Given task | Locate the string "Polarized" in the records below. Copy every line where it occurs.

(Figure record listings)
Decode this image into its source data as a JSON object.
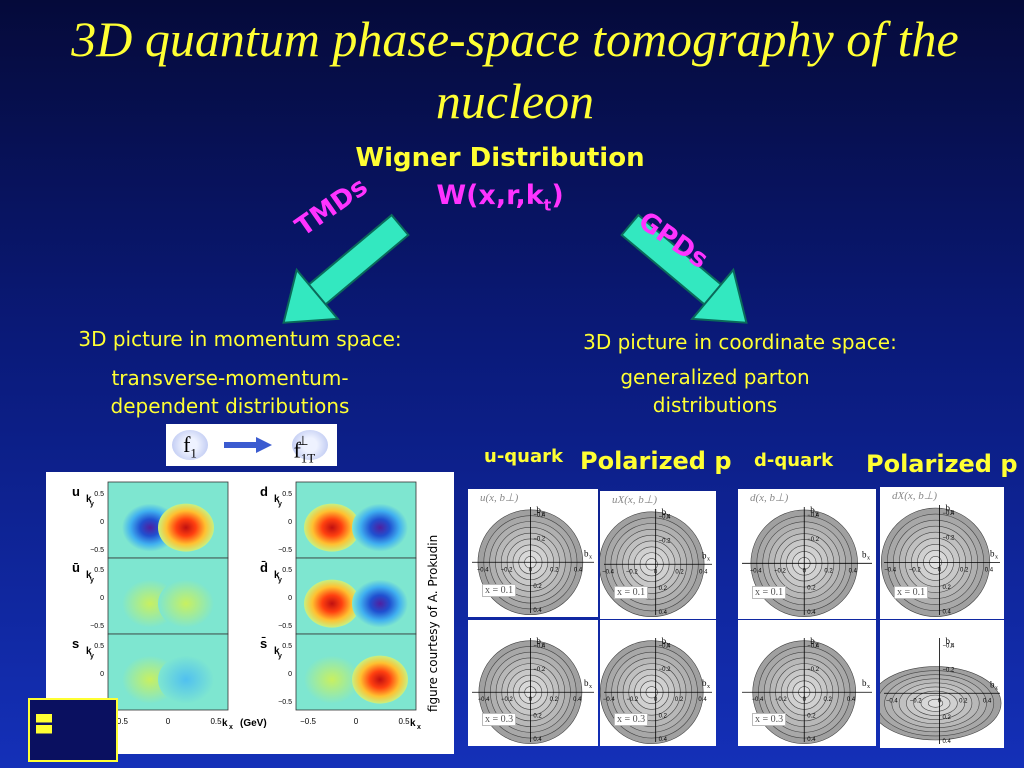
{
  "title": "3D quantum phase-space tomography of the nucleon",
  "wigner": {
    "title": "Wigner Distribution",
    "formula_main": "W(x,r,k",
    "formula_sub": "t",
    "formula_close": ")"
  },
  "arrows": {
    "left_label": "TMDs",
    "right_label": "GPDs",
    "color": "#33e8c0"
  },
  "momentum": {
    "heading": "3D picture in momentum space:",
    "subtext": "transverse-momentum-dependent distributions",
    "f_left": "f",
    "f_left_sub": "1",
    "f_right": "f",
    "f_right_sub": "1T",
    "f_right_sup": "⊥",
    "credit": "figure courtesy of A. Prokudin",
    "plot_left_rows": [
      "u",
      "ū",
      "s"
    ],
    "plot_right_rows": [
      "d",
      "d̄",
      "s̄"
    ],
    "y_axis_var": "k",
    "y_axis_var_sub": "y",
    "x_axis_var": "k",
    "x_axis_var_sub": "x",
    "x_unit": "(GeV)",
    "x_ticks": [
      "−0.5",
      "0",
      "0.5"
    ],
    "y_ticks": [
      "0.5",
      "0",
      "−0.5"
    ]
  },
  "coordinate": {
    "heading": "3D picture in coordinate space:",
    "subtext": "generalized parton distributions",
    "u_quark_label": "u-quark",
    "u_polarized_label": "Polarized p",
    "d_quark_label": "d-quark",
    "d_polarized_label": "Polarized p",
    "panels": [
      {
        "title": "u(x, b⊥)",
        "x_label": "x = 0.1"
      },
      {
        "title": "uX(x, b⊥)",
        "x_label": "x = 0.1"
      },
      {
        "title": "",
        "x_label": "x = 0.3"
      },
      {
        "title": "",
        "x_label": "x = 0.3"
      },
      {
        "title": "d(x, b⊥)",
        "x_label": "x = 0.1"
      },
      {
        "title": "dX(x, b⊥)",
        "x_label": "x = 0.1"
      },
      {
        "title": "",
        "x_label": "x = 0.3"
      },
      {
        "title": "",
        "x_label": ""
      }
    ],
    "axis_x_var": "b",
    "axis_x_sub": "x",
    "axis_y_var": "b",
    "axis_y_sub": "y",
    "ticks": [
      "−0.4",
      "−0.2",
      "0",
      "0.2",
      "0.4"
    ]
  },
  "colors": {
    "title": "#ffff33",
    "formula": "#ff33ff",
    "bg_top": "#050a3a",
    "bg_bottom": "#1430b8"
  }
}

Final answer |
    "u_polarized_label": "Polarized p",
    "d_polarized_label": "Polarized p",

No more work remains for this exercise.